## CHALLENGE:
Give all of the lines again exactly as they read.

%%

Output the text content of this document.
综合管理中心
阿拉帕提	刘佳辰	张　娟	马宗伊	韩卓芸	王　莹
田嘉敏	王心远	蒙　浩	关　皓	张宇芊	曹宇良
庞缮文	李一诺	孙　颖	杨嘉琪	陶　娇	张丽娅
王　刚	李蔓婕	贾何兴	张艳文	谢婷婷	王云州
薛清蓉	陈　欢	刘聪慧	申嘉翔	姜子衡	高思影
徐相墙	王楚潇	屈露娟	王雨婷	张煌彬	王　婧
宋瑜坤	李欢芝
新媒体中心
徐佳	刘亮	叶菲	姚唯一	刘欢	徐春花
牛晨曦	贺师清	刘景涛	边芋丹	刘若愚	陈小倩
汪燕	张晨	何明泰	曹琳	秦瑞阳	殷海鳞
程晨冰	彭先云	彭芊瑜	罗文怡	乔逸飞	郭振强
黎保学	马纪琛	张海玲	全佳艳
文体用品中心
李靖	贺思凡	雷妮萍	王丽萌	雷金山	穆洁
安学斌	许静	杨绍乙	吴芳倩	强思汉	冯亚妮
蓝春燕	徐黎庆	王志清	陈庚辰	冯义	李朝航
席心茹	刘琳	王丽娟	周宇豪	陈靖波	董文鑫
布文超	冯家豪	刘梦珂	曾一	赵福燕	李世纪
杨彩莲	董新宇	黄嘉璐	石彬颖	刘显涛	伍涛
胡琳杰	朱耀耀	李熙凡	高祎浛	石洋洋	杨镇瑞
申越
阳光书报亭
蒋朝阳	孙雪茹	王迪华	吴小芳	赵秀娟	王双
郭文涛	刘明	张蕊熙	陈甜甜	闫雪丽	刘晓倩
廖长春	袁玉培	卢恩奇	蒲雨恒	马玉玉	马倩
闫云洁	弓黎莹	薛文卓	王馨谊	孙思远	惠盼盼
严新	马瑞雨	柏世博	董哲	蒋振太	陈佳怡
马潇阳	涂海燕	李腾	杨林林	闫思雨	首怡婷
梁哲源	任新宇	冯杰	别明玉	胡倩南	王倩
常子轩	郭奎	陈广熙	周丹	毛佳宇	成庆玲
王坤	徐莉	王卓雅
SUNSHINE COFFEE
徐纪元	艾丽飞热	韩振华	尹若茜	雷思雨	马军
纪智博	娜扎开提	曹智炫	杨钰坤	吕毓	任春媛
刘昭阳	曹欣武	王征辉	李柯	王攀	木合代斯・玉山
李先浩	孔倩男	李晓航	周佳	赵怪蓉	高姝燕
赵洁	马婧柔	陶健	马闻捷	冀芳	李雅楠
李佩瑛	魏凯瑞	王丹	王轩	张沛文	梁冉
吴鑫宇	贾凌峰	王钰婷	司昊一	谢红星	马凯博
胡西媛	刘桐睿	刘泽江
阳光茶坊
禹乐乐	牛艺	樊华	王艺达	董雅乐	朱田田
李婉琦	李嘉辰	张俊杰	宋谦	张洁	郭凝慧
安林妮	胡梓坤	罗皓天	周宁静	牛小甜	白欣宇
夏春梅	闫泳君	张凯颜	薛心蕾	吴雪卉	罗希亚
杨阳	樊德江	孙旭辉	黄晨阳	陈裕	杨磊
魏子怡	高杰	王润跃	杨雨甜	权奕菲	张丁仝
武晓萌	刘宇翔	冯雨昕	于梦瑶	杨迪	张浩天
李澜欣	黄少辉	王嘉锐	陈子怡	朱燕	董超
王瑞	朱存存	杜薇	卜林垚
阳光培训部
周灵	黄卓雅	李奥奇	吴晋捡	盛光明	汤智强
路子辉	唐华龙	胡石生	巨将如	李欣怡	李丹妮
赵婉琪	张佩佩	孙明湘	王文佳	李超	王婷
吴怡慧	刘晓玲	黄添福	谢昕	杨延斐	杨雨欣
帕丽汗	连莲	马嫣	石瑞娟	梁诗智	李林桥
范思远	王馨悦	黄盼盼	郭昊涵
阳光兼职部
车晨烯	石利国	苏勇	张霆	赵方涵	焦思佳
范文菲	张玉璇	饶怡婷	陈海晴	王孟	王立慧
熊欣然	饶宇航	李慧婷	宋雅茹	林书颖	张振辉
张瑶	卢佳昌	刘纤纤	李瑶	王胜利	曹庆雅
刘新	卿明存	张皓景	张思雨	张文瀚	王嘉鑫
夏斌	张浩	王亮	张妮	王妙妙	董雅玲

%%

## RESULT:
Output the text content of this document.
综合管理中心
阿拉帕提	刘佳辰	张　娟	马宗伊	韩卓芸	王　莹
田嘉敏	王心远	蒙　浩	关　皓	张宇芊	曹宇良
庞缮文	李一诺	孙　颖	杨嘉琪	陶　娇	张丽娅
王　刚	李蔓婕	贾何兴	张艳文	谢婷婷	王云州
薛清蓉	陈　欢	刘聪慧	申嘉翔	姜子衡	高思影
徐相墙	王楚潇	屈露娟	王雨婷	张煌彬	王　婧
宋瑜坤	李欢芝
新媒体中心
徐佳	刘亮	叶菲	姚唯一	刘欢	徐春花
牛晨曦	贺师清	刘景涛	边芋丹	刘若愚	陈小倩
汪燕	张晨	何明泰	曹琳	秦瑞阳	殷海鳞
程晨冰	彭先云	彭芊瑜	罗文怡	乔逸飞	郭振强
黎保学	马纪琛	张海玲	全佳艳
文体用品中心
李靖	贺思凡	雷妮萍	王丽萌	雷金山	穆洁
安学斌	许静	杨绍乙	吴芳倩	强思汉	冯亚妮
蓝春燕	徐黎庆	王志清	陈庚辰	冯义	李朝航
席心茹	刘琳	王丽娟	周宇豪	陈靖波	董文鑫
布文超	冯家豪	刘梦珂	曾一	赵福燕	李世纪
杨彩莲	董新宇	黄嘉璐	石彬颖	刘显涛	伍涛
胡琳杰	朱耀耀	李熙凡	高祎浛	石洋洋	杨镇瑞
申越
阳光书报亭
蒋朝阳	孙雪茹	王迪华	吴小芳	赵秀娟	王双
郭文涛	刘明	张蕊熙	陈甜甜	闫雪丽	刘晓倩
廖长春	袁玉培	卢恩奇	蒲雨恒	马玉玉	马倩
闫云洁	弓黎莹	薛文卓	王馨谊	孙思远	惠盼盼
严新	马瑞雨	柏世博	董哲	蒋振太	陈佳怡
马潇阳	涂海燕	李腾	杨林林	闫思雨	首怡婷
梁哲源	任新宇	冯杰	别明玉	胡倩南	王倩
常子轩	郭奎	陈广熙	周丹	毛佳宇	成庆玲
王坤	徐莉	王卓雅
SUNSHINE COFFEE
徐纪元	艾丽飞热	韩振华	尹若茜	雷思雨	马军
纪智博	娜扎开提	曹智炫	杨钰坤	吕毓	任春媛
刘昭阳	曹欣武	王征辉	李柯	王攀	木合代斯・玉山
李先浩	孔倩男	李晓航	周佳	赵怪蓉	高姝燕
赵洁	马婧柔	陶健	马闻捷	冀芳	李雅楠
李佩瑛	魏凯瑞	王丹	王轩	张沛文	梁冉
吴鑫宇	贾凌峰	王钰婷	司昊一	谢红星	马凯博
胡西媛	刘桐睿	刘泽江
阳光茶坊
禹乐乐	牛艺	樊华	王艺达	董雅乐	朱田田
李婉琦	李嘉辰	张俊杰	宋谦	张洁	郭凝慧
安林妮	胡梓坤	罗皓天	周宁静	牛小甜	白欣宇
夏春梅	闫泳君	张凯颜	薛心蕾	吴雪卉	罗希亚
杨阳	樊德江	孙旭辉	黄晨阳	陈裕	杨磊
魏子怡	高杰	王润跃	杨雨甜	权奕菲	张丁仝
武晓萌	刘宇翔	冯雨昕	于梦瑶	杨迪	张浩天
李澜欣	黄少辉	王嘉锐	陈子怡	朱燕	董超
王瑞	朱存存	杜薇	卜林垚
阳光培训部
周灵	黄卓雅	李奥奇	吴晋捡	盛光明	汤智强
路子辉	唐华龙	胡石生	巨将如	李欣怡	李丹妮
赵婉琪	张佩佩	孙明湘	王文佳	李超	王婷
吴怡慧	刘晓玲	黄添福	谢昕	杨延斐	杨雨欣
帕丽汗	连莲	马嫣	石瑞娟	梁诗智	李林桥
范思远	王馨悦	黄盼盼	郭昊涵
阳光兼职部
车晨烯	石利国	苏勇	张霆	赵方涵	焦思佳
范文菲	张玉璇	饶怡婷	陈海晴	王孟	王立慧
熊欣然	饶宇航	李慧婷	宋雅茹	林书颖	张振辉
张瑶	卢佳昌	刘纤纤	李瑶	王胜利	曹庆雅
刘新	卿明存	张皓景	张思雨	张文瀚	王嘉鑫
夏斌	张浩	王亮	张妮	王妙妙	董雅玲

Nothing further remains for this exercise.